Omit the pictures, then write out every entry exactly as it reads.

━━━━━ DATA SHOWN ━━━━━

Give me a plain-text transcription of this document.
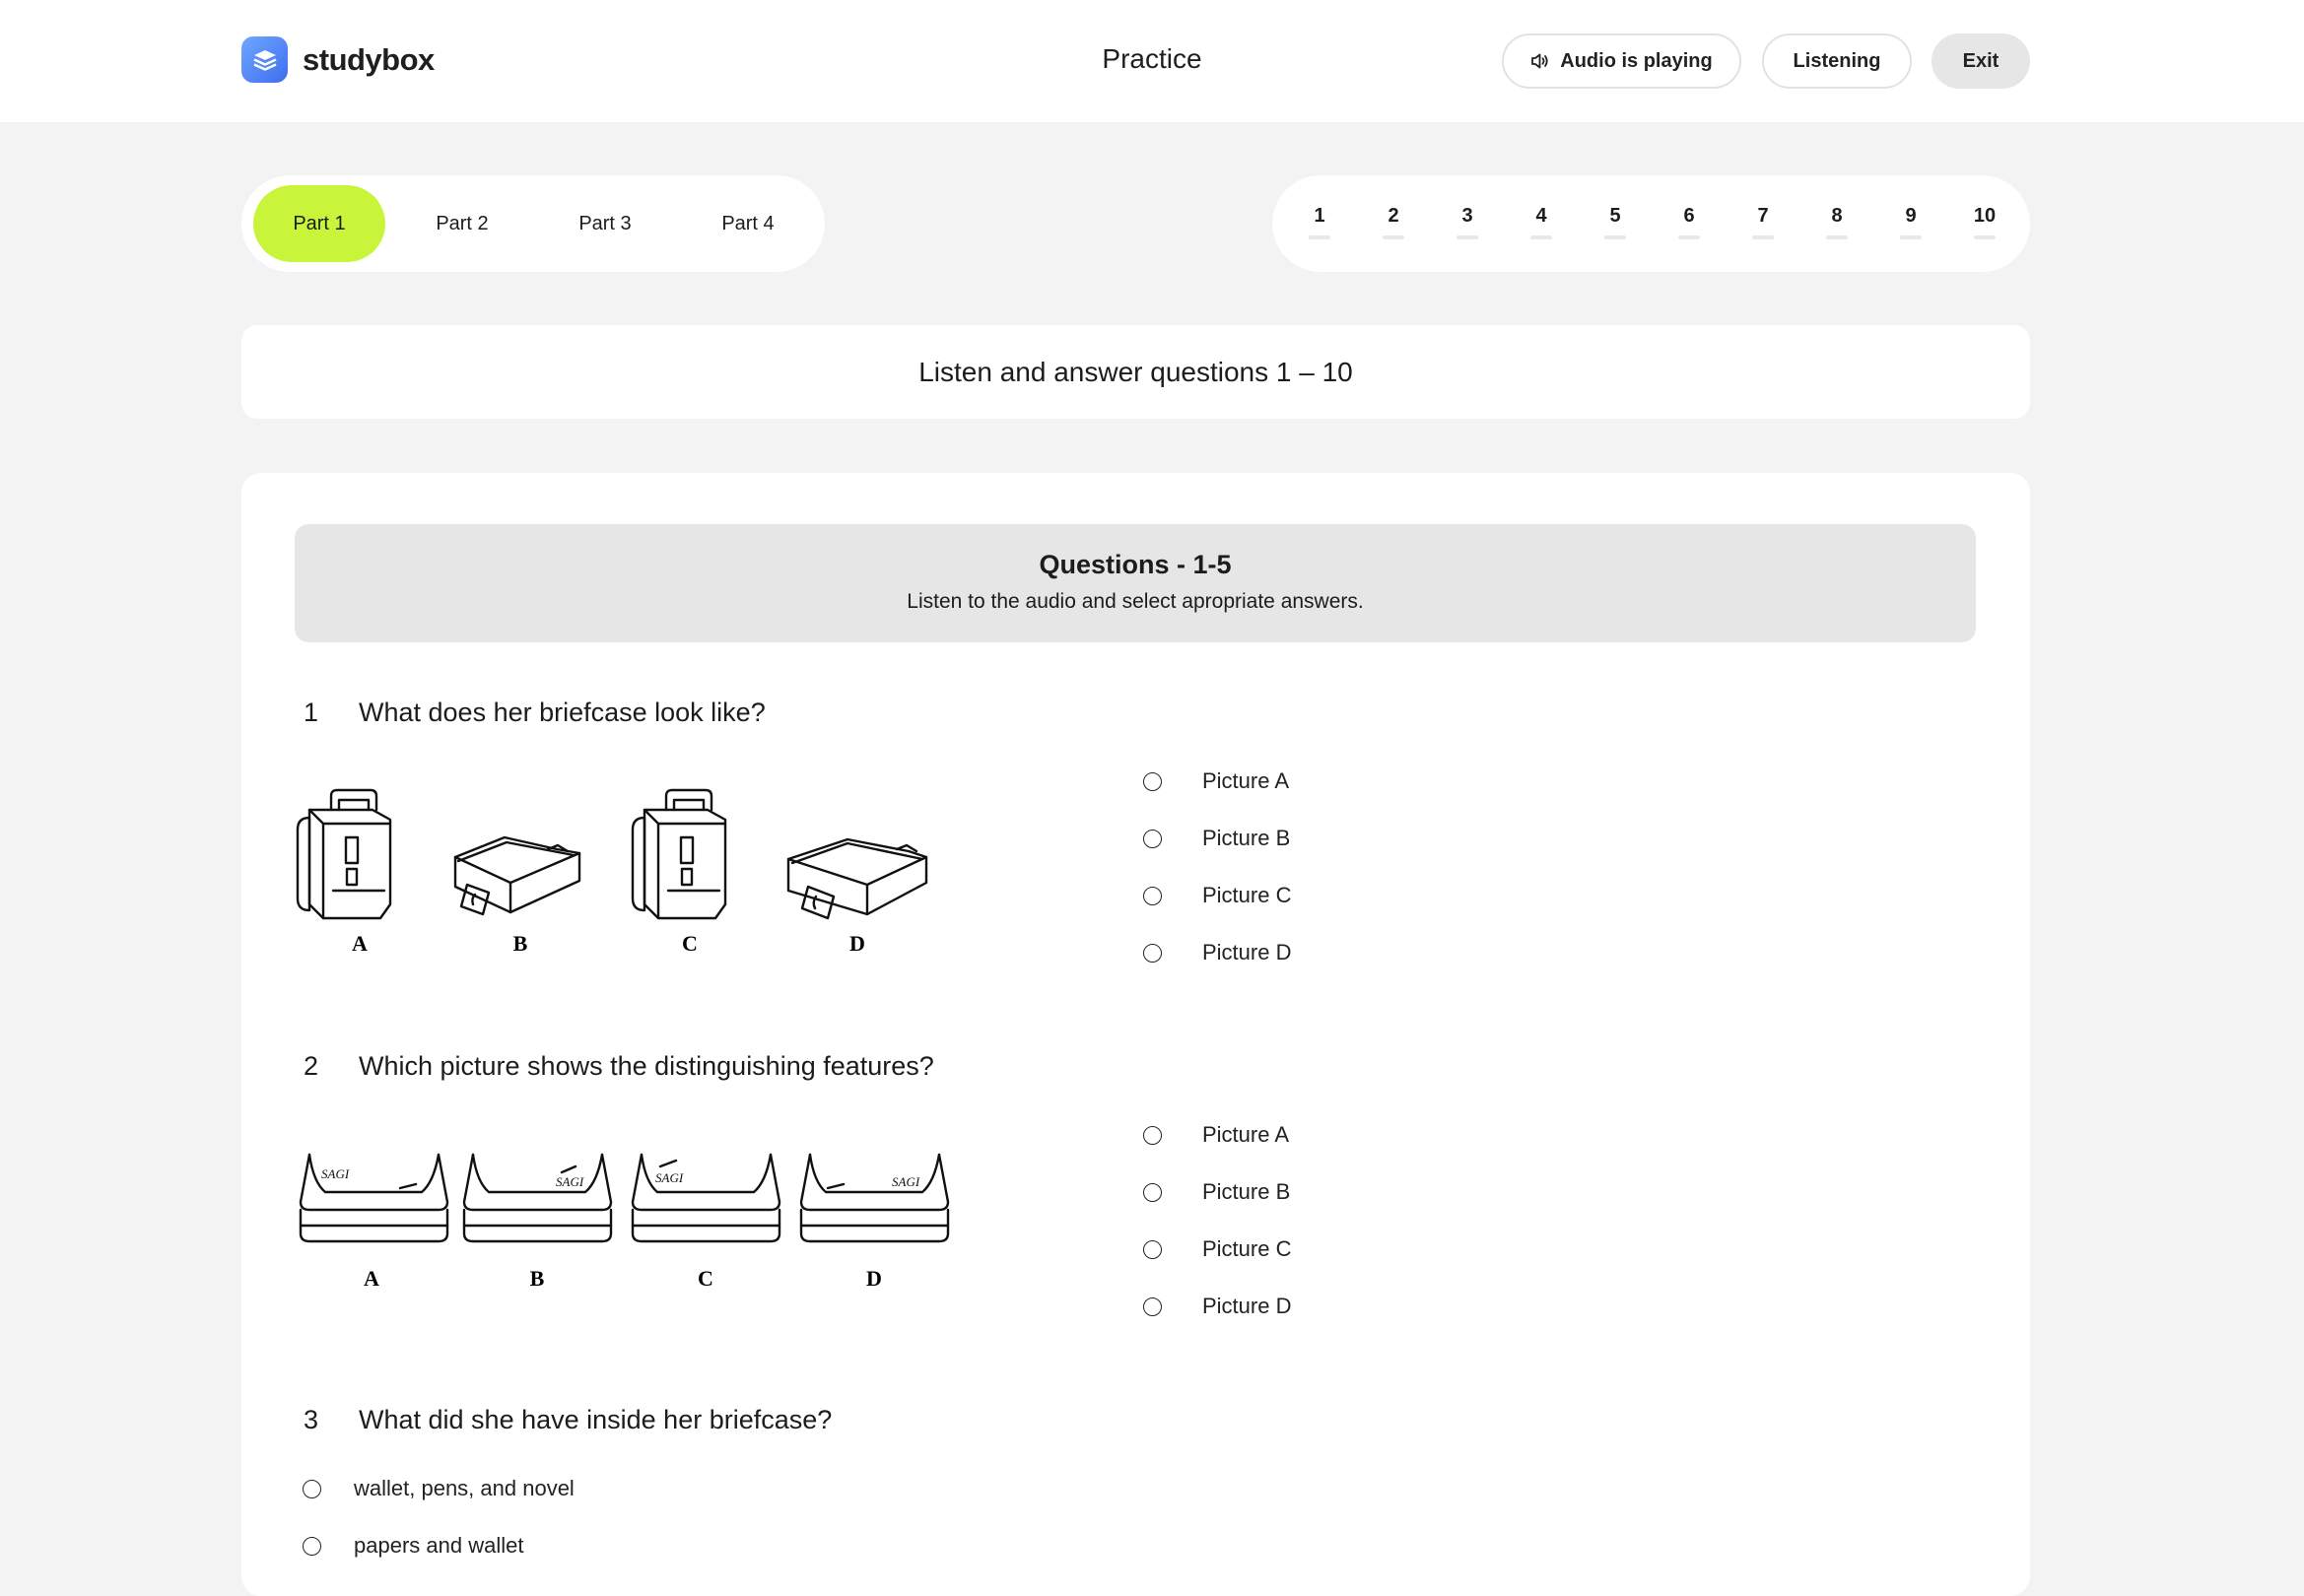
studybox	Practice	Audio is playing	Listening	Exit
Part 1	Part 2	Part 3	Part 4	1	2	3	4	5	6	7	8	9	10
Listen and answer questions 1 – 10
Questions - 1-5
Listen to the audio and select apropriate answers.
1 What does her briefcase look like?
A	B	C	D
Picture A
Picture B
Picture C
Picture D
2 Which picture shows the distinguishing features?
SAGI
SAGI	SAGI	SAGI
A	B	C	D
Picture A
Picture B
Picture C
Picture D
3 What did she have inside her briefcase?
wallet, pens, and novel
papers and wallet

━━━━━

▸ EXERCISE RESPONSE
Give me a plain-text transcription of this document.
studybox	Practice	Audio is playing	Listening	Exit
Part 1	Part 2	Part 3	Part 4	1	2	3	4	5	6	7	8	9	10
Listen and answer questions 1 – 10
Questions - 1-5
Listen to the audio and select apropriate answers.
1 What does her briefcase look like?
A	B	C	D
Picture A
Picture B
Picture C
Picture D
2 Which picture shows the distinguishing features?
SAGI
SAGI	SAGI	SAGI
A	B	C	D
Picture A
Picture B
Picture C
Picture D
3 What did she have inside her briefcase?
wallet, pens, and novel
papers and wallet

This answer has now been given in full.